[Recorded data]
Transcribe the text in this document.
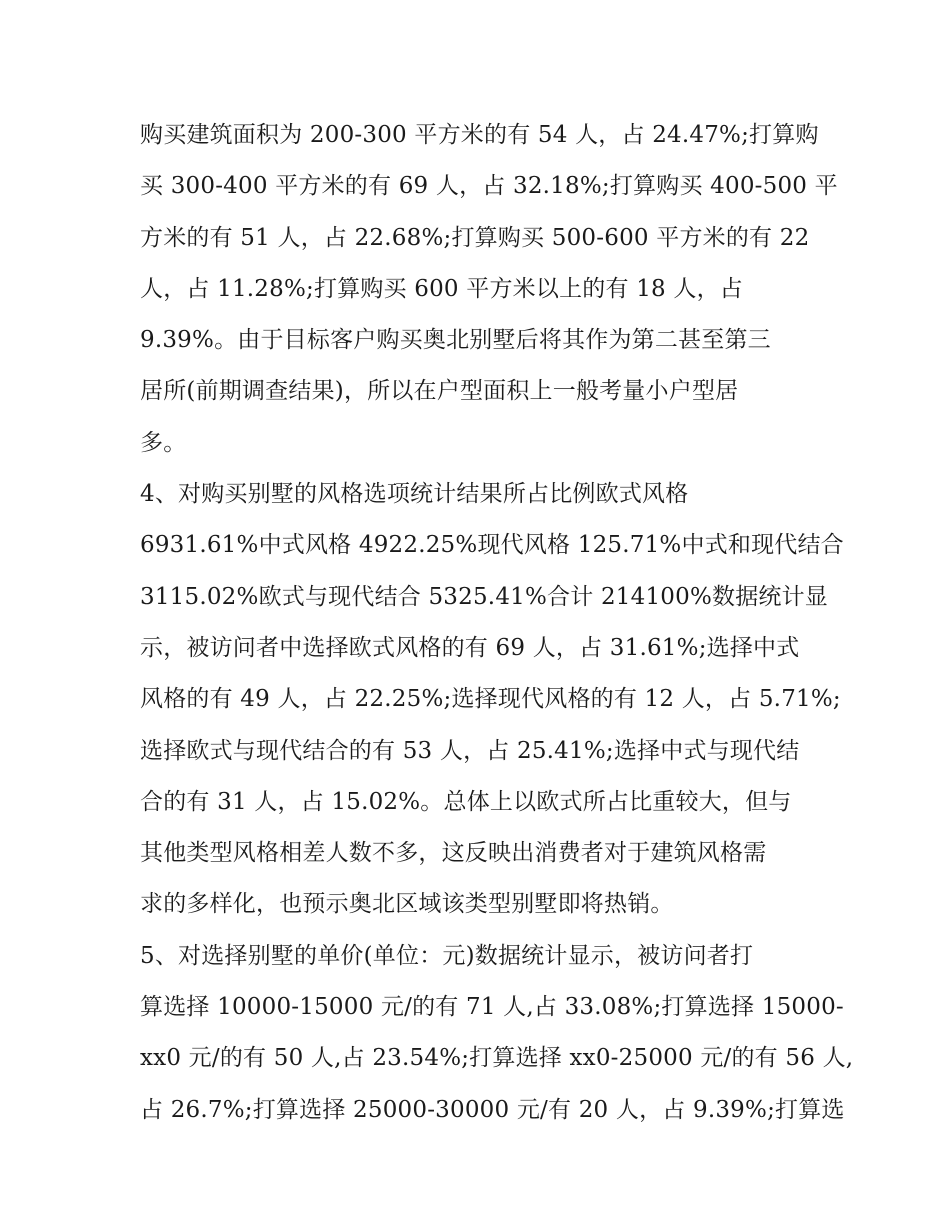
购买建筑面积为 200-300 平方米的有 54 人，占 24.47%;打算购
买 300-400 平方米的有 69 人，占 32.18%;打算购买 400-500 平
方米的有 51 人，占 22.68%;打算购买 500-600 平方米的有 22
人，占 11.28%;打算购买 600 平方米以上的有 18 人，占
9.39%。由于目标客户购买奥北别墅后将其作为第二甚至第三
居所(前期调查结果)，所以在户型面积上一般考量小户型居
多。
4、对购买别墅的风格选项统计结果所占比例欧式风格
6931.61%中式风格 4922.25%现代风格 125.71%中式和现代结合
3115.02%欧式与现代结合 5325.41%合计 214100%数据统计显
示，被访问者中选择欧式风格的有 69 人，占 31.61%;选择中式
风格的有 49 人，占 22.25%;选择现代风格的有 12 人，占 5.71%;
选择欧式与现代结合的有 53 人，占 25.41%;选择中式与现代结
合的有 31 人，占 15.02%。总体上以欧式所占比重较大，但与
其他类型风格相差人数不多，这反映出消费者对于建筑风格需
求的多样化，也预示奥北区域该类型别墅即将热销。
5、对选择别墅的单价(单位：元)数据统计显示，被访问者打
算选择 10000-15000 元/的有 71 人,占 33.08%;打算选择 15000-
xx0 元/的有 50 人,占 23.54%;打算选择 xx0-25000 元/的有 56 人,
占 26.7%;打算选择 25000-30000 元/有 20 人，占 9.39%;打算选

* [Task objective]: Repeat the records in full, exactly as they appear, without the pictures.

* [Result]:
Transcribe the text in this document.
购买建筑面积为 200-300 平方米的有 54 人，占 24.47%;打算购
买 300-400 平方米的有 69 人，占 32.18%;打算购买 400-500 平
方米的有 51 人，占 22.68%;打算购买 500-600 平方米的有 22
人，占 11.28%;打算购买 600 平方米以上的有 18 人，占
9.39%。由于目标客户购买奥北别墅后将其作为第二甚至第三
居所(前期调查结果)，所以在户型面积上一般考量小户型居
多。
4、对购买别墅的风格选项统计结果所占比例欧式风格
6931.61%中式风格 4922.25%现代风格 125.71%中式和现代结合
3115.02%欧式与现代结合 5325.41%合计 214100%数据统计显
示，被访问者中选择欧式风格的有 69 人，占 31.61%;选择中式
风格的有 49 人，占 22.25%;选择现代风格的有 12 人，占 5.71%;
选择欧式与现代结合的有 53 人，占 25.41%;选择中式与现代结
合的有 31 人，占 15.02%。总体上以欧式所占比重较大，但与
其他类型风格相差人数不多，这反映出消费者对于建筑风格需
求的多样化，也预示奥北区域该类型别墅即将热销。
5、对选择别墅的单价(单位：元)数据统计显示，被访问者打
算选择 10000-15000 元/的有 71 人,占 33.08%;打算选择 15000-
xx0 元/的有 50 人,占 23.54%;打算选择 xx0-25000 元/的有 56 人,
占 26.7%;打算选择 25000-30000 元/有 20 人，占 9.39%;打算选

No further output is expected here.